Problem statement:
Reproduce the records below in full and word for word, excluding pictures.

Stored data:

_ _ _

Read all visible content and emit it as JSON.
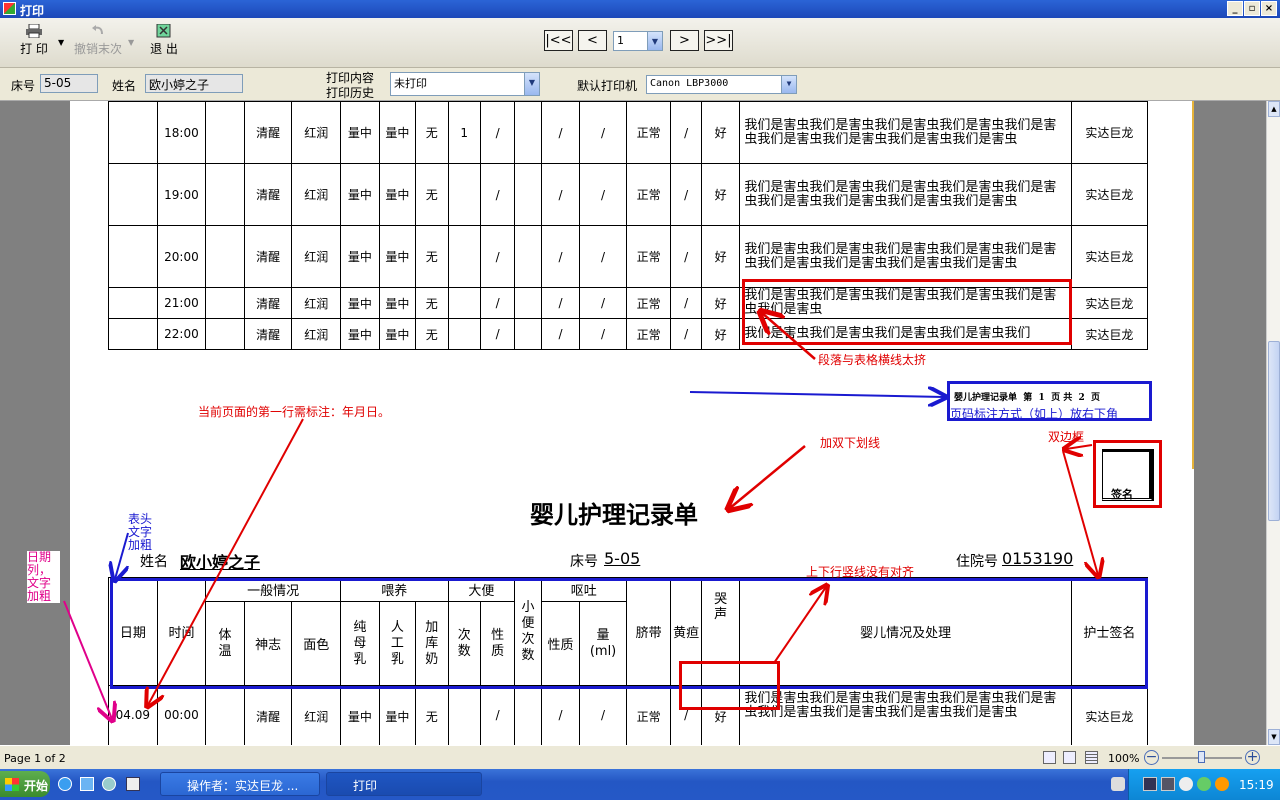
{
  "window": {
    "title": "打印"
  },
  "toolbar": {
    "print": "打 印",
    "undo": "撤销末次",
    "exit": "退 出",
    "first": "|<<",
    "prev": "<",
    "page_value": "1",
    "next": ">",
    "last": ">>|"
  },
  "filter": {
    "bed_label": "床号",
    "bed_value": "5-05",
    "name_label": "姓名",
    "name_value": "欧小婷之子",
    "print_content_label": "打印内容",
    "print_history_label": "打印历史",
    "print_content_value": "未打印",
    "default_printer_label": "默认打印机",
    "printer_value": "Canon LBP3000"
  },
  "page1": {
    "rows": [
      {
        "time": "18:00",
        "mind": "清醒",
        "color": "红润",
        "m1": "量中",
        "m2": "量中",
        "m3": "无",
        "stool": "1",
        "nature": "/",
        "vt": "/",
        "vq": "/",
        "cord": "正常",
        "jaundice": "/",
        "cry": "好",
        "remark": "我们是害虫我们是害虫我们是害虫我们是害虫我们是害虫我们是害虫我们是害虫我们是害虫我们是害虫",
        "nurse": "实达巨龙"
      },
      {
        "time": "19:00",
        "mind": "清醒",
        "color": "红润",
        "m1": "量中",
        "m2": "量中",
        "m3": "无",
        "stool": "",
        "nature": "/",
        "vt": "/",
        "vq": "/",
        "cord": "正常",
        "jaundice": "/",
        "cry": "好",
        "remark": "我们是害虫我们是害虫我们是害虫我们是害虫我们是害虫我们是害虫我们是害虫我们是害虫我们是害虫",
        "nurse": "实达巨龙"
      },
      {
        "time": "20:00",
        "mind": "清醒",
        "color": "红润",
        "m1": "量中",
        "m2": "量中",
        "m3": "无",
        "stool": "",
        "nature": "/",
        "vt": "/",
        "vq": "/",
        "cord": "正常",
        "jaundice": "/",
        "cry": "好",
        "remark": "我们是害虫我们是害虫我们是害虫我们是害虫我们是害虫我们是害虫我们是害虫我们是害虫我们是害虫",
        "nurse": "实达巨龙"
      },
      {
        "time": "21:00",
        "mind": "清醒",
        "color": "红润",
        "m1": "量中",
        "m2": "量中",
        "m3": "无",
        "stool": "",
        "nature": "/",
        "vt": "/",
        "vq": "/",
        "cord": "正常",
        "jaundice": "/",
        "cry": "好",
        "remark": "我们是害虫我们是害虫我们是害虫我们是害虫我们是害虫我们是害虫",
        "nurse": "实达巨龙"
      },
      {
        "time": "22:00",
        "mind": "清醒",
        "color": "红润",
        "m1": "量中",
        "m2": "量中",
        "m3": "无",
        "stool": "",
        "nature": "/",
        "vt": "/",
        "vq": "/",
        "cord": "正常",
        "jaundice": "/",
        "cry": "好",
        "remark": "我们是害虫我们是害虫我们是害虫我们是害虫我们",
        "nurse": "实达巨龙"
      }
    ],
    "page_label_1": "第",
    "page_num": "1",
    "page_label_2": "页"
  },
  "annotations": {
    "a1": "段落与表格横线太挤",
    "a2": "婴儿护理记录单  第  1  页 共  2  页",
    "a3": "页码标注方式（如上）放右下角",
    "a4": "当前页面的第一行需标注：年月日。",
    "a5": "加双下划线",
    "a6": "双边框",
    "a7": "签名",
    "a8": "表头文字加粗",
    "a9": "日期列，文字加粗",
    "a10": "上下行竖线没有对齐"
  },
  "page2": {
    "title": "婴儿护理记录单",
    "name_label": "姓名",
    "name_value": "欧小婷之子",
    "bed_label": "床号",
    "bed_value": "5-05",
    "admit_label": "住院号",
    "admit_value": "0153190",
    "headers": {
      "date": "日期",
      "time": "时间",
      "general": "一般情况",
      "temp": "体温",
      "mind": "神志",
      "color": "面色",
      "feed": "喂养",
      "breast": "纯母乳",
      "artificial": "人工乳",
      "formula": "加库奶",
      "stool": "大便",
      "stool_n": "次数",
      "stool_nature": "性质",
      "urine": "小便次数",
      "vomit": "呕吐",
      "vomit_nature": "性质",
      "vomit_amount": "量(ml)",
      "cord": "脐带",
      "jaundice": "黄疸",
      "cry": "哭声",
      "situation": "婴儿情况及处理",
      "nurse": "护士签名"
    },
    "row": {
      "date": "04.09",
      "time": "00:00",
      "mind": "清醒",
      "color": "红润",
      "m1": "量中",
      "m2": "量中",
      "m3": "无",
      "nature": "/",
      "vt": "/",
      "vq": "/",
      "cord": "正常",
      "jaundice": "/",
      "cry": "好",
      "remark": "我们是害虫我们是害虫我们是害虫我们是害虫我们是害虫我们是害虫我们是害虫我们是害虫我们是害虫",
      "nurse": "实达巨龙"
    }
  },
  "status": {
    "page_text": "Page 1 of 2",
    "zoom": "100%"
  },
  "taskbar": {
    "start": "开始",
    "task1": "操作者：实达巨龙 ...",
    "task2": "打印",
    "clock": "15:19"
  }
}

_ _ _

Response for this exercise:
Read all visible content and emit it as JSON.
{
  "window": {
    "title": "打印"
  },
  "toolbar": {
    "print": "打 印",
    "undo": "撤销末次",
    "exit": "退 出",
    "first": "|<<",
    "prev": "<",
    "page_value": "1",
    "next": ">",
    "last": ">>|"
  },
  "filter": {
    "bed_label": "床号",
    "bed_value": "5-05",
    "name_label": "姓名",
    "name_value": "欧小婷之子",
    "print_content_label": "打印内容",
    "print_history_label": "打印历史",
    "print_content_value": "未打印",
    "default_printer_label": "默认打印机",
    "printer_value": "Canon LBP3000"
  },
  "page1": {
    "rows": [
      {
        "time": "18:00",
        "mind": "清醒",
        "color": "红润",
        "m1": "量中",
        "m2": "量中",
        "m3": "无",
        "stool": "1",
        "nature": "/",
        "vt": "/",
        "vq": "/",
        "cord": "正常",
        "jaundice": "/",
        "cry": "好",
        "remark": "我们是害虫我们是害虫我们是害虫我们是害虫我们是害虫我们是害虫我们是害虫我们是害虫我们是害虫",
        "nurse": "实达巨龙"
      },
      {
        "time": "19:00",
        "mind": "清醒",
        "color": "红润",
        "m1": "量中",
        "m2": "量中",
        "m3": "无",
        "stool": "",
        "nature": "/",
        "vt": "/",
        "vq": "/",
        "cord": "正常",
        "jaundice": "/",
        "cry": "好",
        "remark": "我们是害虫我们是害虫我们是害虫我们是害虫我们是害虫我们是害虫我们是害虫我们是害虫我们是害虫",
        "nurse": "实达巨龙"
      },
      {
        "time": "20:00",
        "mind": "清醒",
        "color": "红润",
        "m1": "量中",
        "m2": "量中",
        "m3": "无",
        "stool": "",
        "nature": "/",
        "vt": "/",
        "vq": "/",
        "cord": "正常",
        "jaundice": "/",
        "cry": "好",
        "remark": "我们是害虫我们是害虫我们是害虫我们是害虫我们是害虫我们是害虫我们是害虫我们是害虫我们是害虫",
        "nurse": "实达巨龙"
      },
      {
        "time": "21:00",
        "mind": "清醒",
        "color": "红润",
        "m1": "量中",
        "m2": "量中",
        "m3": "无",
        "stool": "",
        "nature": "/",
        "vt": "/",
        "vq": "/",
        "cord": "正常",
        "jaundice": "/",
        "cry": "好",
        "remark": "我们是害虫我们是害虫我们是害虫我们是害虫我们是害虫我们是害虫",
        "nurse": "实达巨龙"
      },
      {
        "time": "22:00",
        "mind": "清醒",
        "color": "红润",
        "m1": "量中",
        "m2": "量中",
        "m3": "无",
        "stool": "",
        "nature": "/",
        "vt": "/",
        "vq": "/",
        "cord": "正常",
        "jaundice": "/",
        "cry": "好",
        "remark": "我们是害虫我们是害虫我们是害虫我们是害虫我们",
        "nurse": "实达巨龙"
      }
    ],
    "page_label_1": "第",
    "page_num": "1",
    "page_label_2": "页"
  },
  "annotations": {
    "a1": "段落与表格横线太挤",
    "a2": "婴儿护理记录单  第  1  页 共  2  页",
    "a3": "页码标注方式（如上）放右下角",
    "a4": "当前页面的第一行需标注：年月日。",
    "a5": "加双下划线",
    "a6": "双边框",
    "a7": "签名",
    "a8": "表头文字加粗",
    "a9": "日期列，文字加粗",
    "a10": "上下行竖线没有对齐"
  },
  "page2": {
    "title": "婴儿护理记录单",
    "name_label": "姓名",
    "name_value": "欧小婷之子",
    "bed_label": "床号",
    "bed_value": "5-05",
    "admit_label": "住院号",
    "admit_value": "0153190",
    "headers": {
      "date": "日期",
      "time": "时间",
      "general": "一般情况",
      "temp": "体温",
      "mind": "神志",
      "color": "面色",
      "feed": "喂养",
      "breast": "纯母乳",
      "artificial": "人工乳",
      "formula": "加库奶",
      "stool": "大便",
      "stool_n": "次数",
      "stool_nature": "性质",
      "urine": "小便次数",
      "vomit": "呕吐",
      "vomit_nature": "性质",
      "vomit_amount": "量(ml)",
      "cord": "脐带",
      "jaundice": "黄疸",
      "cry": "哭声",
      "situation": "婴儿情况及处理",
      "nurse": "护士签名"
    },
    "row": {
      "date": "04.09",
      "time": "00:00",
      "mind": "清醒",
      "color": "红润",
      "m1": "量中",
      "m2": "量中",
      "m3": "无",
      "nature": "/",
      "vt": "/",
      "vq": "/",
      "cord": "正常",
      "jaundice": "/",
      "cry": "好",
      "remark": "我们是害虫我们是害虫我们是害虫我们是害虫我们是害虫我们是害虫我们是害虫我们是害虫我们是害虫",
      "nurse": "实达巨龙"
    }
  },
  "status": {
    "page_text": "Page 1 of 2",
    "zoom": "100%"
  },
  "taskbar": {
    "start": "开始",
    "task1": "操作者：实达巨龙 ...",
    "task2": "打印",
    "clock": "15:19"
  }
}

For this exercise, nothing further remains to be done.